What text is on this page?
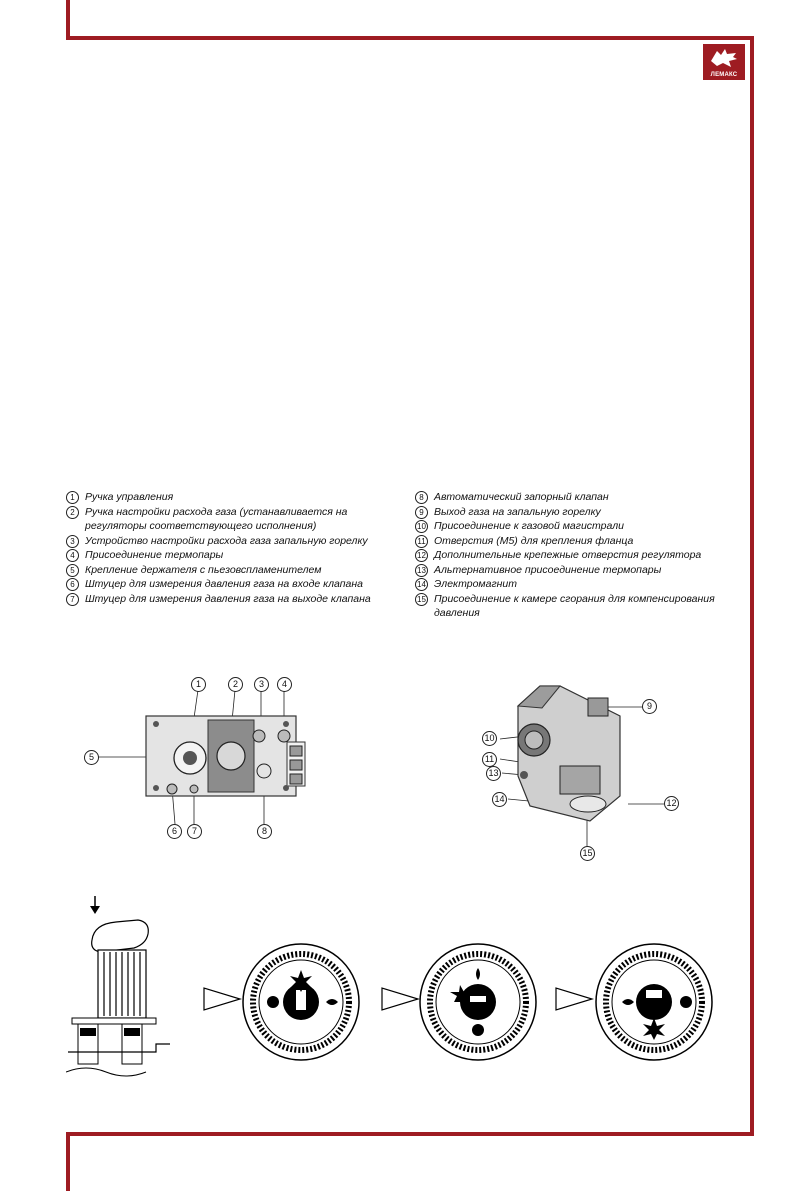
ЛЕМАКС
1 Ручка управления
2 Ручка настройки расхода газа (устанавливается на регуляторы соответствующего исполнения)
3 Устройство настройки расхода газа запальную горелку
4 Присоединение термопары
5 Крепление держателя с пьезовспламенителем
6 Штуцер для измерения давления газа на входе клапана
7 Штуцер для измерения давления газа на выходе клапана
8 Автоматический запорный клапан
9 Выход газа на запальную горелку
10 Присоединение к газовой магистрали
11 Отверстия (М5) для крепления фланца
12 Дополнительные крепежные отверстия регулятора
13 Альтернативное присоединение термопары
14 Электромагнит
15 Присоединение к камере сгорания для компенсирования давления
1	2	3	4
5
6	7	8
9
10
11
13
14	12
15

• • • • • • •

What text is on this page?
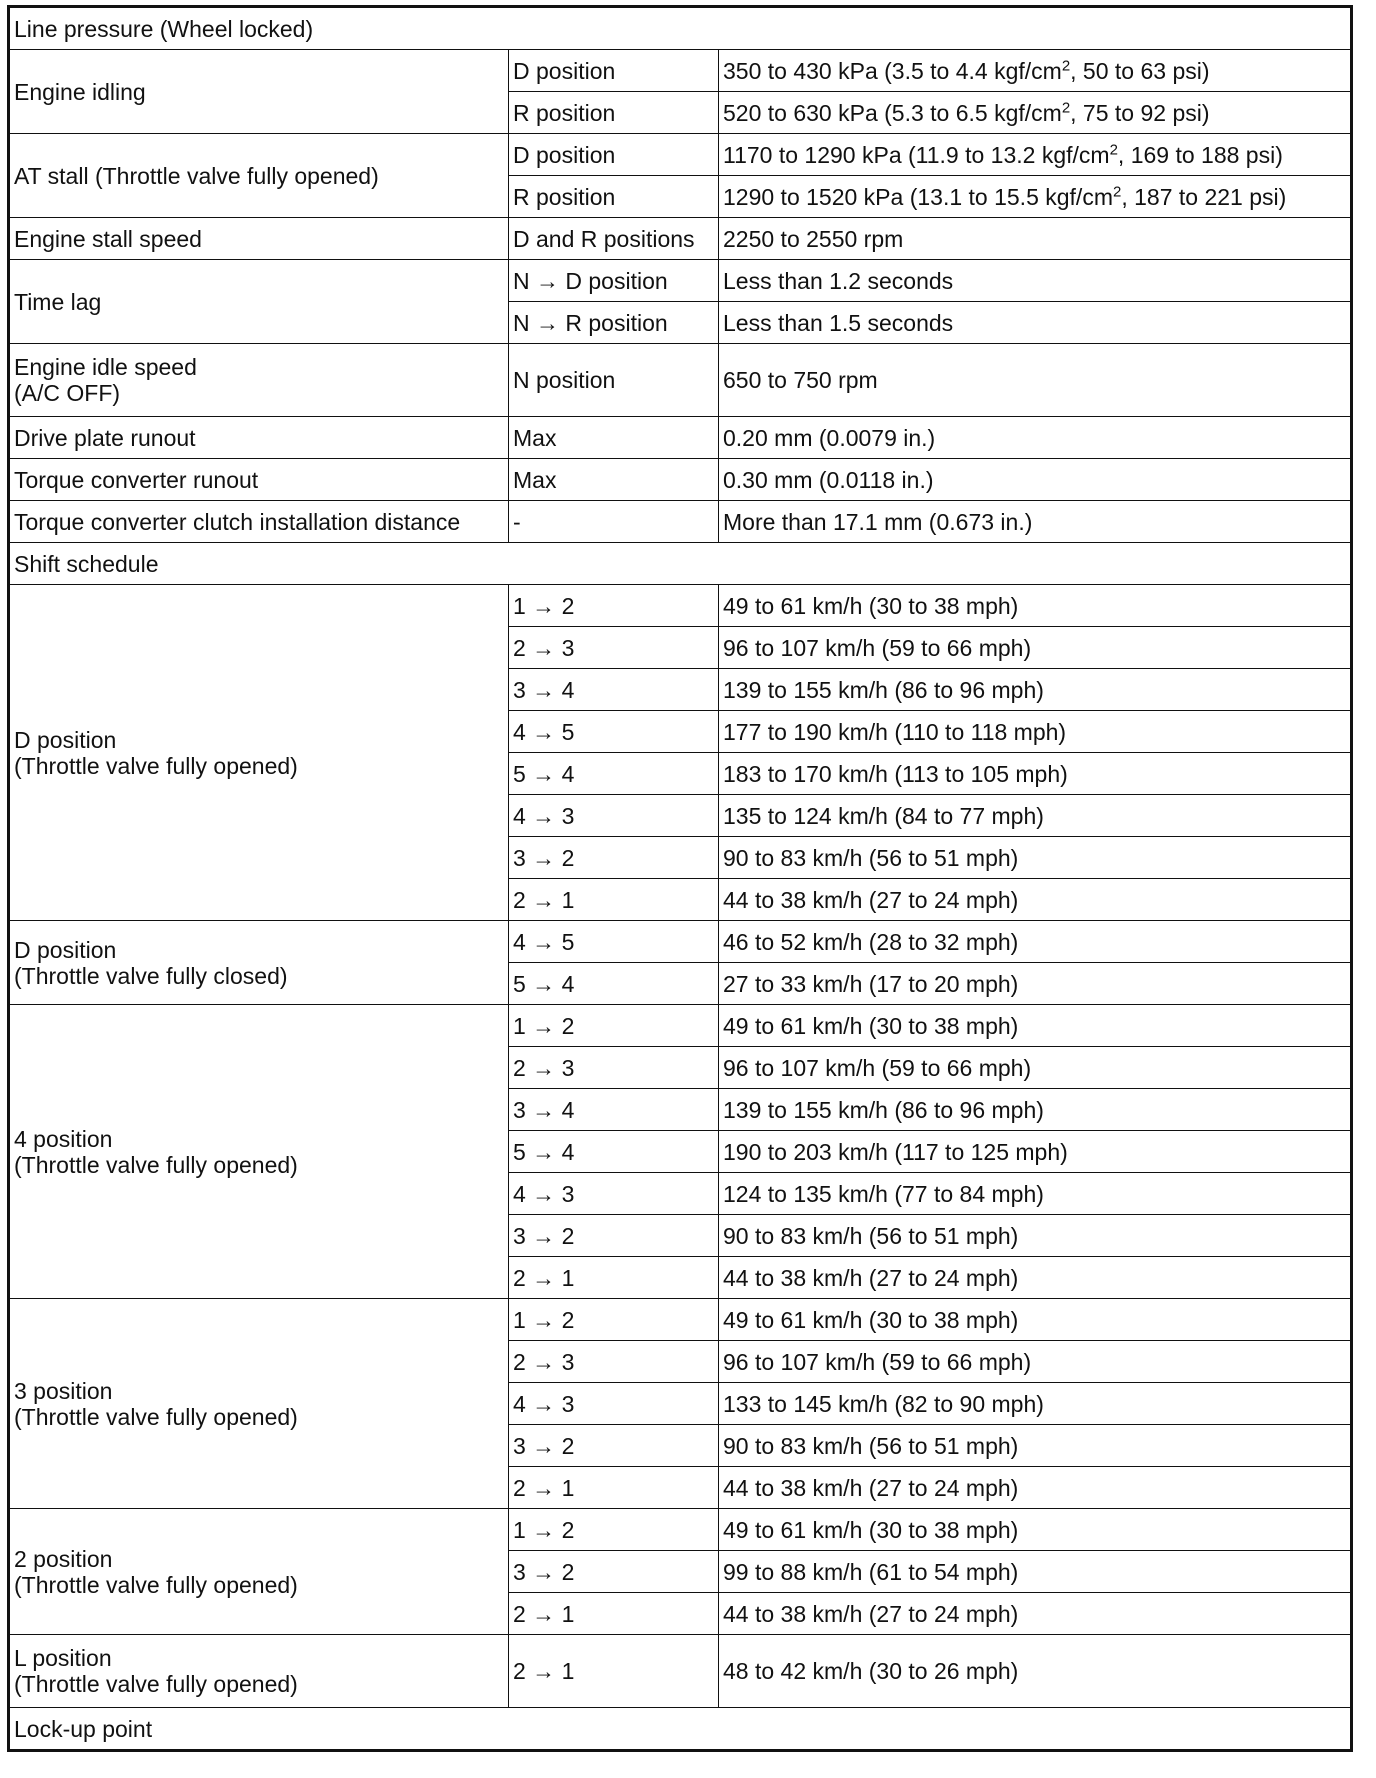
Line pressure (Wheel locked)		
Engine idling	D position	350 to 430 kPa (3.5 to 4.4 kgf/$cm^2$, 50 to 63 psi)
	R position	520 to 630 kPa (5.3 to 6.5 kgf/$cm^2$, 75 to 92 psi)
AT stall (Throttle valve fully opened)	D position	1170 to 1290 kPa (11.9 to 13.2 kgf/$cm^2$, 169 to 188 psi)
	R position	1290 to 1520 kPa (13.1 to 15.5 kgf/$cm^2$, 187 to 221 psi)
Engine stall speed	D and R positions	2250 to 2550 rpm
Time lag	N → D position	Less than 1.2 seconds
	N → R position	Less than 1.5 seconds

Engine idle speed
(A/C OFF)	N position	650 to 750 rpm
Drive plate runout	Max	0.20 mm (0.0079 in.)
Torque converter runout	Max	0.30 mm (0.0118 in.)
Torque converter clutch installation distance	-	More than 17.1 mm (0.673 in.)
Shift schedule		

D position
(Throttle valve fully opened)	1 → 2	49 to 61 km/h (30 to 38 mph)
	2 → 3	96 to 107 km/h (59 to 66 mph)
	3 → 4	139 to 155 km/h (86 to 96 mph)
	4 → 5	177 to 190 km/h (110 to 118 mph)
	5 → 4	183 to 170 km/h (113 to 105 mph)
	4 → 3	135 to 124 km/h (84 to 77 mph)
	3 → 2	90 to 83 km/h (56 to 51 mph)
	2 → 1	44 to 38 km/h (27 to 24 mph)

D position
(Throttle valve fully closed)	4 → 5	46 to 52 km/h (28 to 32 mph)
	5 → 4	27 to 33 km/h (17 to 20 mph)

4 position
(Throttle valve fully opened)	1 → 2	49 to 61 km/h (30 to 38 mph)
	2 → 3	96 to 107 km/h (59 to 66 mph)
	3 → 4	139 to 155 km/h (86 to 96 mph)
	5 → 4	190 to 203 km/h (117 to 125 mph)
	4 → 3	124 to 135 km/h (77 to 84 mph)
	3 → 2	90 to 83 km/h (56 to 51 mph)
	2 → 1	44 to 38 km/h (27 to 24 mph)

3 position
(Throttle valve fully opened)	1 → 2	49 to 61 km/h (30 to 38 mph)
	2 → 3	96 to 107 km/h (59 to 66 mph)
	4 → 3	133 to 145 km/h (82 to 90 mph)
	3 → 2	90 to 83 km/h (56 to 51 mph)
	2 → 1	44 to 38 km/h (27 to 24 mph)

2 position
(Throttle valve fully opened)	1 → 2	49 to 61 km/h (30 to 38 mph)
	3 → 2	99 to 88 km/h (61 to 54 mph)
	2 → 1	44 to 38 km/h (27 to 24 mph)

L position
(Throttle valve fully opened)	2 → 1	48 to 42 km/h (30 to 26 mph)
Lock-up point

• • • • • • •

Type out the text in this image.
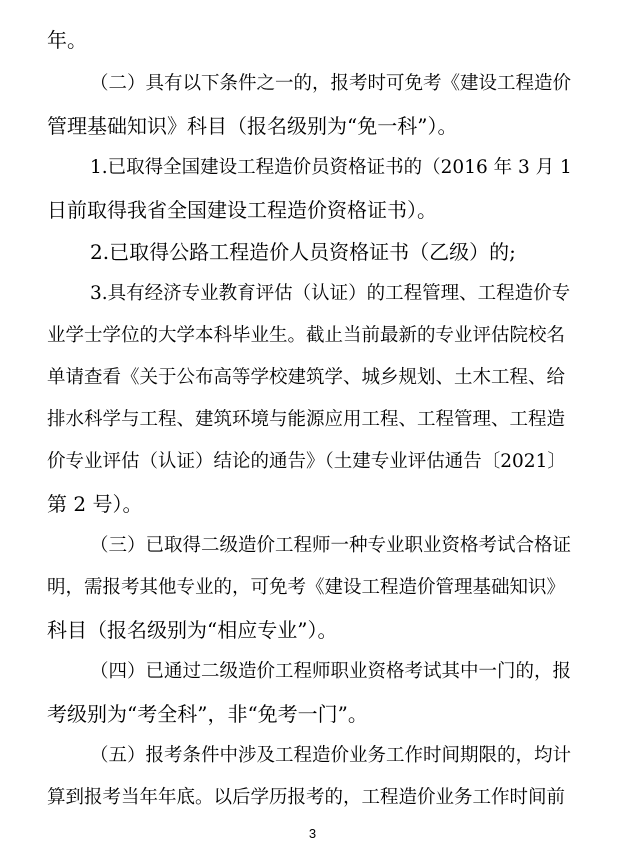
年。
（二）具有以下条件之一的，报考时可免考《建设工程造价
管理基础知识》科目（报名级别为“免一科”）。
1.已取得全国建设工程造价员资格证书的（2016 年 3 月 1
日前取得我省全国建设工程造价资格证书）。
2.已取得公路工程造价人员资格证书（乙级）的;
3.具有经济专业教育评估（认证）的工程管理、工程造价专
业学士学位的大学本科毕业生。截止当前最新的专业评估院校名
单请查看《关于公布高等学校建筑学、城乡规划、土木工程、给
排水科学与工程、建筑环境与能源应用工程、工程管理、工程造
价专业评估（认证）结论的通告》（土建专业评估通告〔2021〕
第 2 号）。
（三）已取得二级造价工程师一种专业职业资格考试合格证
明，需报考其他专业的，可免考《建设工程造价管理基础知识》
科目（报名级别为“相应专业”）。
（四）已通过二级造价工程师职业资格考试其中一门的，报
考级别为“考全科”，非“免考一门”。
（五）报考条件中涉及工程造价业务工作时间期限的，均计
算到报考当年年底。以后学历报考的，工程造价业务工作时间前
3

• • • • • • •

= Set task =
Say how many lines in this listing hold the string "настройки", giving the count and nothing more.

= The answer =
2